Given problem » Copy out each line that has "Rombo" in it.

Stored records
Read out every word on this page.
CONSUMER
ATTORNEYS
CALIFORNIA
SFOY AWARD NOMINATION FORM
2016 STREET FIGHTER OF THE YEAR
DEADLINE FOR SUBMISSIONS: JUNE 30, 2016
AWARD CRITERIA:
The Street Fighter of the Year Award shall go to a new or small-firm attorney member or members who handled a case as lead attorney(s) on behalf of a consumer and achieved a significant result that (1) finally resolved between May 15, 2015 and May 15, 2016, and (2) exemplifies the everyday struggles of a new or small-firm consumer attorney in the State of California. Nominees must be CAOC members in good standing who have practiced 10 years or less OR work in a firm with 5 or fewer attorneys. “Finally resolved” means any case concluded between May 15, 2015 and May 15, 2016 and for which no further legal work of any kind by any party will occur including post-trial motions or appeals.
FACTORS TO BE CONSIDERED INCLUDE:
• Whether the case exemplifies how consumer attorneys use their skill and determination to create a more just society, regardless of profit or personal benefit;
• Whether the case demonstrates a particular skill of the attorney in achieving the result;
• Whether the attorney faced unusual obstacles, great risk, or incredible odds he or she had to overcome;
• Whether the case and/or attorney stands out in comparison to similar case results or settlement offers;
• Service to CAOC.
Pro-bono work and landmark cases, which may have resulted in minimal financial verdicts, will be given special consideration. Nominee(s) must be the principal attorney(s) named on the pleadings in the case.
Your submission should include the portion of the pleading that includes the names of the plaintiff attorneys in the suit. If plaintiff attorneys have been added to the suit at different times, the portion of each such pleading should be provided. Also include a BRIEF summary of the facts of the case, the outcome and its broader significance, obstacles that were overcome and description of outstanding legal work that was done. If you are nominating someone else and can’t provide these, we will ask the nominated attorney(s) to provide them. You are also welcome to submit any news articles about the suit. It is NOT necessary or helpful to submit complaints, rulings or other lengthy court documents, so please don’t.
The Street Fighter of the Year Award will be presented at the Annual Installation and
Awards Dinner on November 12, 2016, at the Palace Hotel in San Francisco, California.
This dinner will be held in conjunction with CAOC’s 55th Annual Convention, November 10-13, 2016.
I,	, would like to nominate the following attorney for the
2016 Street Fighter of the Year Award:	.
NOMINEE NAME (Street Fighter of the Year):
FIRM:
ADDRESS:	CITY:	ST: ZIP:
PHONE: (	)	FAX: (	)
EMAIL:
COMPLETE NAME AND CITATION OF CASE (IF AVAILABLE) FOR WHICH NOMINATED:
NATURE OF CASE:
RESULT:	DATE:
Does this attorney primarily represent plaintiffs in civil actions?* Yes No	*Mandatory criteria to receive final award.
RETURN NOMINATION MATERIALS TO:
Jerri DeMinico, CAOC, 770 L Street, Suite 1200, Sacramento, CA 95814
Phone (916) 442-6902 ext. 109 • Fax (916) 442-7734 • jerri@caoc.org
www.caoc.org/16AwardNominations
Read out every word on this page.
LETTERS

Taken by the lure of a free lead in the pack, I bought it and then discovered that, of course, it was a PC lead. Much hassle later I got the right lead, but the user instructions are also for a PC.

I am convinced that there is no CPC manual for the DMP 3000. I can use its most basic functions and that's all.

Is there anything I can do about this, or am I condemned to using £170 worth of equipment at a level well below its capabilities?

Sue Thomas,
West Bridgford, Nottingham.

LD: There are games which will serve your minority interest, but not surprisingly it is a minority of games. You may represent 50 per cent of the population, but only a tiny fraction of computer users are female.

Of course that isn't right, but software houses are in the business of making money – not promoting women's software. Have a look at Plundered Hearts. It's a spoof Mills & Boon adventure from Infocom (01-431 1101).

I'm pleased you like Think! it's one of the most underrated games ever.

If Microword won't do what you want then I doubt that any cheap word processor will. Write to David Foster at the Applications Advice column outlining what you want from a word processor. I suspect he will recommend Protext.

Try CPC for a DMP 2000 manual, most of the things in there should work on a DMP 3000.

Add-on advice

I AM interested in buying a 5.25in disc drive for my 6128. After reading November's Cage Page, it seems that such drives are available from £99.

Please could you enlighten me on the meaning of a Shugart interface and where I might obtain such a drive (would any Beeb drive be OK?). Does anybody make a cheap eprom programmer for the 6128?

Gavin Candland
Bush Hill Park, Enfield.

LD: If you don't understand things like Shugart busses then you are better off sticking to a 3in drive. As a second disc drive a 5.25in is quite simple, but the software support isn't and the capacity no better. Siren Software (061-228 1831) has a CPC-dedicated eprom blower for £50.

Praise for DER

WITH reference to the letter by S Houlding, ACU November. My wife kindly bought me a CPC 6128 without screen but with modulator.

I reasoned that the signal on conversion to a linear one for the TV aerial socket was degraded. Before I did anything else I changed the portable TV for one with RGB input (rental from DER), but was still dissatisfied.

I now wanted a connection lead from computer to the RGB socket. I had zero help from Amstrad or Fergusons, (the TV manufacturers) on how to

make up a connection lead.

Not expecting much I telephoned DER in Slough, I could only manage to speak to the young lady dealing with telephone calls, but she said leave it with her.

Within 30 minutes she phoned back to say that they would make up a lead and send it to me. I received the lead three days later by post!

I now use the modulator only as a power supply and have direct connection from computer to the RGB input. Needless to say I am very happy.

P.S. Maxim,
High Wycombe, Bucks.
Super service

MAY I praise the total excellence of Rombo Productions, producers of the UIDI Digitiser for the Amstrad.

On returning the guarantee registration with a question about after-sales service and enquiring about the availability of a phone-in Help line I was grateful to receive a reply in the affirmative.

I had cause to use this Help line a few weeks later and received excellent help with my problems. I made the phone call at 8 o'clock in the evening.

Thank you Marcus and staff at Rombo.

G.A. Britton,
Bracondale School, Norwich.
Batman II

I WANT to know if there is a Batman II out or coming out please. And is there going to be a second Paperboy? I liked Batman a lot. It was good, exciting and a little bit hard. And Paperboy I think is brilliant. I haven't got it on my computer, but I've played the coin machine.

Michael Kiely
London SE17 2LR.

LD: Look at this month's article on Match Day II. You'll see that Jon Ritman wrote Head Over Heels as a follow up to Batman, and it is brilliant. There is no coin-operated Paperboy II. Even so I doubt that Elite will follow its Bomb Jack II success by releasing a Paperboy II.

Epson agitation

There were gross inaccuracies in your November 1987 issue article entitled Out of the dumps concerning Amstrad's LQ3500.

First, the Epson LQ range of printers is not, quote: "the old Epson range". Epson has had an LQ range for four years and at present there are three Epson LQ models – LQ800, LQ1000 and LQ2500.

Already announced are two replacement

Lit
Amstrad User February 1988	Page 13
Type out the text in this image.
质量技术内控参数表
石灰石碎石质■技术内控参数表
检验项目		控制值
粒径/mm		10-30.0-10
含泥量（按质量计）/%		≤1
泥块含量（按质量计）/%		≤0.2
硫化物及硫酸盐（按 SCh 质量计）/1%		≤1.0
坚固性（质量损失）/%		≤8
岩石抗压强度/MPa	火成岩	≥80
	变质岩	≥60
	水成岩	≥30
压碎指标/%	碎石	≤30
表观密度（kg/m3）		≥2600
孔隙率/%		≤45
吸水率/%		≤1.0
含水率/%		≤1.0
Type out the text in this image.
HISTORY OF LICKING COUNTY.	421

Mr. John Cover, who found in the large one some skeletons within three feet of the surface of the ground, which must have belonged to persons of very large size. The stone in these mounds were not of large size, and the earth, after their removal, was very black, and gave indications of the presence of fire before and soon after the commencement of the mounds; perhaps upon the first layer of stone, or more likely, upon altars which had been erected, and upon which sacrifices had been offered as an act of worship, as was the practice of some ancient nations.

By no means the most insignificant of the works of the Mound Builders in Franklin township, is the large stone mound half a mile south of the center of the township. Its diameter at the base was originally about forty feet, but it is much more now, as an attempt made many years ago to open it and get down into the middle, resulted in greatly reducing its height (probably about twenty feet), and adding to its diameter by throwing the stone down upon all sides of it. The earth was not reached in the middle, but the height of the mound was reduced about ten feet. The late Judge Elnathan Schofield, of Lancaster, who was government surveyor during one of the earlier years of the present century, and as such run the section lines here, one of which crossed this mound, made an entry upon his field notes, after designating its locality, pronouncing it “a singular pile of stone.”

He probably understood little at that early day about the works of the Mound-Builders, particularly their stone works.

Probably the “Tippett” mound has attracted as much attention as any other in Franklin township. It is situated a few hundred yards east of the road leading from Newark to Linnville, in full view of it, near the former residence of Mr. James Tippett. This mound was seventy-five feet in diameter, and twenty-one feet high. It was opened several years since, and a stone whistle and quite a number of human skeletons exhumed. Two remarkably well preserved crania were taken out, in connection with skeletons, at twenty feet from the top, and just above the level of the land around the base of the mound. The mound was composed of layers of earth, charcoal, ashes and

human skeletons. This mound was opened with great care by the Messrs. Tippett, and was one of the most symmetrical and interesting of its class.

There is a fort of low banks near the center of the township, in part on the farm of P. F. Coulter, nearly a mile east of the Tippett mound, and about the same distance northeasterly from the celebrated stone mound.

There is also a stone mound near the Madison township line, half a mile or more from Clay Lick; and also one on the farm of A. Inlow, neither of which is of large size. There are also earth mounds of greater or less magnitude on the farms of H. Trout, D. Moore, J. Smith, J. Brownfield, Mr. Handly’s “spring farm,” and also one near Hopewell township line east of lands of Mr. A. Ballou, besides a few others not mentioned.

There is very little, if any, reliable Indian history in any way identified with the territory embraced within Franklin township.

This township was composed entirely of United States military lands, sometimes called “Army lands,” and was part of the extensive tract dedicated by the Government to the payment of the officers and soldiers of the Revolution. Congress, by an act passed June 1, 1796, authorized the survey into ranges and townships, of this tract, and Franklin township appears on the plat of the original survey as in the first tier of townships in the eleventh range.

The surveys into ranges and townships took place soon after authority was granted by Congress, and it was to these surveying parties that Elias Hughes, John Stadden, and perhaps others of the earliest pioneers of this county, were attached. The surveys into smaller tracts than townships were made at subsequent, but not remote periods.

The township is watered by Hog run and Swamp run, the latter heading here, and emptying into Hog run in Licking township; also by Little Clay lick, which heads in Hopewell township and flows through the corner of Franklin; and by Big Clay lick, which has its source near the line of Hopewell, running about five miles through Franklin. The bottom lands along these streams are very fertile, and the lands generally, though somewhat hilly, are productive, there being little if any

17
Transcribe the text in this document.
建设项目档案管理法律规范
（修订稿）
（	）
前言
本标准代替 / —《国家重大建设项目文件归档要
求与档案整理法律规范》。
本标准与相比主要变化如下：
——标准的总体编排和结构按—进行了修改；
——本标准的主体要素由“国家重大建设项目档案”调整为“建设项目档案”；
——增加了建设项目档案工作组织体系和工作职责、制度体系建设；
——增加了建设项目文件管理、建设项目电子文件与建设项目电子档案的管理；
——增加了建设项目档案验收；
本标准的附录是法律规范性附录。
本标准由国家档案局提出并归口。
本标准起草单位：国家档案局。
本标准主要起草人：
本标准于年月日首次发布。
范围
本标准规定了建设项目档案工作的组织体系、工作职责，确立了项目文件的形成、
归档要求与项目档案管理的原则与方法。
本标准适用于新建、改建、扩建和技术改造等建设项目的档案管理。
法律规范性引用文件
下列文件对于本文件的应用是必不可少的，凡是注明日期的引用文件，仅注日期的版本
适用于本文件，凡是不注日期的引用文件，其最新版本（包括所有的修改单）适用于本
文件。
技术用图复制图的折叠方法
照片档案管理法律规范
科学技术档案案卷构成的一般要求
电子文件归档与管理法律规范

Exercise response »
MAY I praise the total excellence of Rombo Productions, producers of the UIDI Digitiser for the Amstrad.
Thank you Marcus and staff at Rombo.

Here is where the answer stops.